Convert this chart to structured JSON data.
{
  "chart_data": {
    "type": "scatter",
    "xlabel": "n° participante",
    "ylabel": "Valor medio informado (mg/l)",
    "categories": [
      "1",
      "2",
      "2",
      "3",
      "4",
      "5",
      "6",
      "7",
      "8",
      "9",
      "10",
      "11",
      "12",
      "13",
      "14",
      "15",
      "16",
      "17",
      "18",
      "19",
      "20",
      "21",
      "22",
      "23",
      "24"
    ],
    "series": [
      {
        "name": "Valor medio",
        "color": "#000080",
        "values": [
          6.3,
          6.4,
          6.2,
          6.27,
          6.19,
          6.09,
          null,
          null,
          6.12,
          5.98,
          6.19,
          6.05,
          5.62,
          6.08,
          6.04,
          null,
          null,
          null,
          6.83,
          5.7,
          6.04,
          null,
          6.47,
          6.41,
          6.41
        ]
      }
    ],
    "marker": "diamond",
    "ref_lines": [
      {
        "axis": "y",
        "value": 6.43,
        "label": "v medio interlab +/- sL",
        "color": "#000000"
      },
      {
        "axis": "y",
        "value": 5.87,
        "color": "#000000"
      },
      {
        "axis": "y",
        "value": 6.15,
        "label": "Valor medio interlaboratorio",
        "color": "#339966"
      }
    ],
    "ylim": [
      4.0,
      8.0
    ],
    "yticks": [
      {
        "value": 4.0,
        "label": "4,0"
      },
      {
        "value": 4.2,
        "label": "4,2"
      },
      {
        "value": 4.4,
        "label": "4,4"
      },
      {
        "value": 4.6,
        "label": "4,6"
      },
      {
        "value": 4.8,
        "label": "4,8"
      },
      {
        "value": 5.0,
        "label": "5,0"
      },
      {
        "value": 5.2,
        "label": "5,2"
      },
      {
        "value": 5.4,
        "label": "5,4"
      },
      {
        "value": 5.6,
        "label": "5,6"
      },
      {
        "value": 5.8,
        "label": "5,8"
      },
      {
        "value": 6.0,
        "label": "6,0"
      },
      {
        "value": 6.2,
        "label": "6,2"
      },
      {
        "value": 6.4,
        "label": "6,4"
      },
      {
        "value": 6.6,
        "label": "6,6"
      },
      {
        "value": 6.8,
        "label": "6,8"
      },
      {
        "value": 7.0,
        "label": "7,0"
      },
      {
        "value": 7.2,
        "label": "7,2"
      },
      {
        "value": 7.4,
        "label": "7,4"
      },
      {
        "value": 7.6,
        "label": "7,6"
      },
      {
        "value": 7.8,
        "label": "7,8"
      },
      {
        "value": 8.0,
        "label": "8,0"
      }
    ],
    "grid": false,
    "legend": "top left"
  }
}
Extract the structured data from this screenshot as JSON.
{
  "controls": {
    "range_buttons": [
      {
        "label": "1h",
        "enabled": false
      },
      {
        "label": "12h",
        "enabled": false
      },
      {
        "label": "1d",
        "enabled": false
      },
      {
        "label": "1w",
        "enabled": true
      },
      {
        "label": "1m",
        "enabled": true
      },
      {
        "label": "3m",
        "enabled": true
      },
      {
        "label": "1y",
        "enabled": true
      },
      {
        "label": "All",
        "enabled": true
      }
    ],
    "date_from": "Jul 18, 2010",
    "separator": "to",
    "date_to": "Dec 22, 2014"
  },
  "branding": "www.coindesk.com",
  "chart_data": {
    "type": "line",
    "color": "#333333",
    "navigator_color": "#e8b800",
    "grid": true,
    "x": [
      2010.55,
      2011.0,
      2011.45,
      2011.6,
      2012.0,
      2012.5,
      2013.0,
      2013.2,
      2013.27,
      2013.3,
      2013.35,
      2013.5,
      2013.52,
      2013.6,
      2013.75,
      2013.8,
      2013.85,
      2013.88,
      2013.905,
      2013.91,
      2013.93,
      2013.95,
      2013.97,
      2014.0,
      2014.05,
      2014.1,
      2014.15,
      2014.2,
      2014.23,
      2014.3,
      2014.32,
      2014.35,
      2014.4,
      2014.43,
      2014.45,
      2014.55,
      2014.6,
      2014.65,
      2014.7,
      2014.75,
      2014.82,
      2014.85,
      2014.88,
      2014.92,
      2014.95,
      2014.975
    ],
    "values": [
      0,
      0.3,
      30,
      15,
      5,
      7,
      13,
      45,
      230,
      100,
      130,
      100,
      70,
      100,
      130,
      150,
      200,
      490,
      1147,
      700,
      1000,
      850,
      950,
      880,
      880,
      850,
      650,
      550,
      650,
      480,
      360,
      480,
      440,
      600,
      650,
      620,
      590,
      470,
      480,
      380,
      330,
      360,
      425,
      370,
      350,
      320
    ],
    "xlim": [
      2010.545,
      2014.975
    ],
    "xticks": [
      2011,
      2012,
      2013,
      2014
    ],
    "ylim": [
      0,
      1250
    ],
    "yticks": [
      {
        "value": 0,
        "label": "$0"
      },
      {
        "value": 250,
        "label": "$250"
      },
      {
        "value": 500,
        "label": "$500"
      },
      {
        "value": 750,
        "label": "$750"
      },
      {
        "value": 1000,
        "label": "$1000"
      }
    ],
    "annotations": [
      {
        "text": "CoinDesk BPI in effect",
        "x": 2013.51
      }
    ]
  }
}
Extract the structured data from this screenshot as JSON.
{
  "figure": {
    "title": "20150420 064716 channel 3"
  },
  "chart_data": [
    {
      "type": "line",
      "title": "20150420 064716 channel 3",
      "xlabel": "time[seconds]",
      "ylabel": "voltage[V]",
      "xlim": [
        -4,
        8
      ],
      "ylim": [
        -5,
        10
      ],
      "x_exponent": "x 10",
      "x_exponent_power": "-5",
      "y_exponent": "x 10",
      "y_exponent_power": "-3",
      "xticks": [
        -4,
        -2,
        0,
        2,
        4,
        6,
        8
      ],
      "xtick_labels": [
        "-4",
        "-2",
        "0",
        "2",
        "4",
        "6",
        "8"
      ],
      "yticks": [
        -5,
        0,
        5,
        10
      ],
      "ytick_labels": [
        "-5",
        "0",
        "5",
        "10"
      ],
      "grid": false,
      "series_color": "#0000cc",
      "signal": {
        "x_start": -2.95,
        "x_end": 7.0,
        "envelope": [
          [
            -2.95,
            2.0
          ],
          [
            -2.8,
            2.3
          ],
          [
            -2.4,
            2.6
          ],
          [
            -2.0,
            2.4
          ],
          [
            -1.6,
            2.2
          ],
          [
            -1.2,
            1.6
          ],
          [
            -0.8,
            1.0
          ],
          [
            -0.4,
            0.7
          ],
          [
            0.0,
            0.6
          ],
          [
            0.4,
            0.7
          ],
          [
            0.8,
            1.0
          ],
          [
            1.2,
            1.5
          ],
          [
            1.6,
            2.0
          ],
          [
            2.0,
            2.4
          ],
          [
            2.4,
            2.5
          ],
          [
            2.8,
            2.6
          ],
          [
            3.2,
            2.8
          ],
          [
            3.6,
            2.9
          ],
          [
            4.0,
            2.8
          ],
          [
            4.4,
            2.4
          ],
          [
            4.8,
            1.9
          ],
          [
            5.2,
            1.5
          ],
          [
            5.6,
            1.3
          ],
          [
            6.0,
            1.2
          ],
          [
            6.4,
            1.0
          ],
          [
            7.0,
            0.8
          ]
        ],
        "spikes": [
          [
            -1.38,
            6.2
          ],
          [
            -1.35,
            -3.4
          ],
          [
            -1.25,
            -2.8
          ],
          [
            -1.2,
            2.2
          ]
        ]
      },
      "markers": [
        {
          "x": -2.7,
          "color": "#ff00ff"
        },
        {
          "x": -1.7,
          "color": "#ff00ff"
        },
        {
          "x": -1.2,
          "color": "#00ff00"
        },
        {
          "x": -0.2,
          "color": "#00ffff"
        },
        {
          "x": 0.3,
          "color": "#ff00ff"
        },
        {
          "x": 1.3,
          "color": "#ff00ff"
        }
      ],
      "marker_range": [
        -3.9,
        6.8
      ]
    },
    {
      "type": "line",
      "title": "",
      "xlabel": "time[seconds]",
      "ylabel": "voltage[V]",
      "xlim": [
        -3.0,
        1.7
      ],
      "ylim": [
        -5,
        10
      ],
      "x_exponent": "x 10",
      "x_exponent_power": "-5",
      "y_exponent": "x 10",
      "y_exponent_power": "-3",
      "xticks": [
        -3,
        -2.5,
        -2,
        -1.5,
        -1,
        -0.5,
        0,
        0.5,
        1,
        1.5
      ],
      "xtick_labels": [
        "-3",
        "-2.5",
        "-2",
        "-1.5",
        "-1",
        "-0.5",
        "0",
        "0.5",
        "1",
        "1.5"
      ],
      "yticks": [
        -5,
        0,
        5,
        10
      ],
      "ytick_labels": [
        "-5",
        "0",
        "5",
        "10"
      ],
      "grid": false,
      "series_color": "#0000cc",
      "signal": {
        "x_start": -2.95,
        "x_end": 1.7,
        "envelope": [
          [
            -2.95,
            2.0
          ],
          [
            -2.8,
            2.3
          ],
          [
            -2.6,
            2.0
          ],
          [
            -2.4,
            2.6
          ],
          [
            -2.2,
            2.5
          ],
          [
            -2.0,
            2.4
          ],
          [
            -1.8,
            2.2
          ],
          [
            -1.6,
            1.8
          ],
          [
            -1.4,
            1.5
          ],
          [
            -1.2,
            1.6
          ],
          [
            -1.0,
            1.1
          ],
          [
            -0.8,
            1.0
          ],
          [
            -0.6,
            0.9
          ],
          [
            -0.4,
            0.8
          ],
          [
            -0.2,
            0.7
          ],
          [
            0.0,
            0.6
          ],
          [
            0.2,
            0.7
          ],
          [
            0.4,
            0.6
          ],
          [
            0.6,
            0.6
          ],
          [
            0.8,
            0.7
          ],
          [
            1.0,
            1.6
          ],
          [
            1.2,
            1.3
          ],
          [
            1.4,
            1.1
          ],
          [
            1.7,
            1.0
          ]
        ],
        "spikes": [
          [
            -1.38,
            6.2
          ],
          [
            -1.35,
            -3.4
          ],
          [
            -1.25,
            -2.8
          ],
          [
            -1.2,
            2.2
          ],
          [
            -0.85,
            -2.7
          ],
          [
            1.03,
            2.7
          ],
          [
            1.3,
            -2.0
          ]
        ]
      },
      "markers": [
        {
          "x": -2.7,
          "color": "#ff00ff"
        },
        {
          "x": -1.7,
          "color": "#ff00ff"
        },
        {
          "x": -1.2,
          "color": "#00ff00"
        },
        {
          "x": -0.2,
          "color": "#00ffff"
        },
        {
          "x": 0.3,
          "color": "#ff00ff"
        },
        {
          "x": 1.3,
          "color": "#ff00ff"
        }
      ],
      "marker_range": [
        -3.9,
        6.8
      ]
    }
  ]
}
+ + + + +
Copy each line of the entries that includes the word "type".

    "type": "scatter",
    "type": "line",
      "type": "line",
      "type": "line",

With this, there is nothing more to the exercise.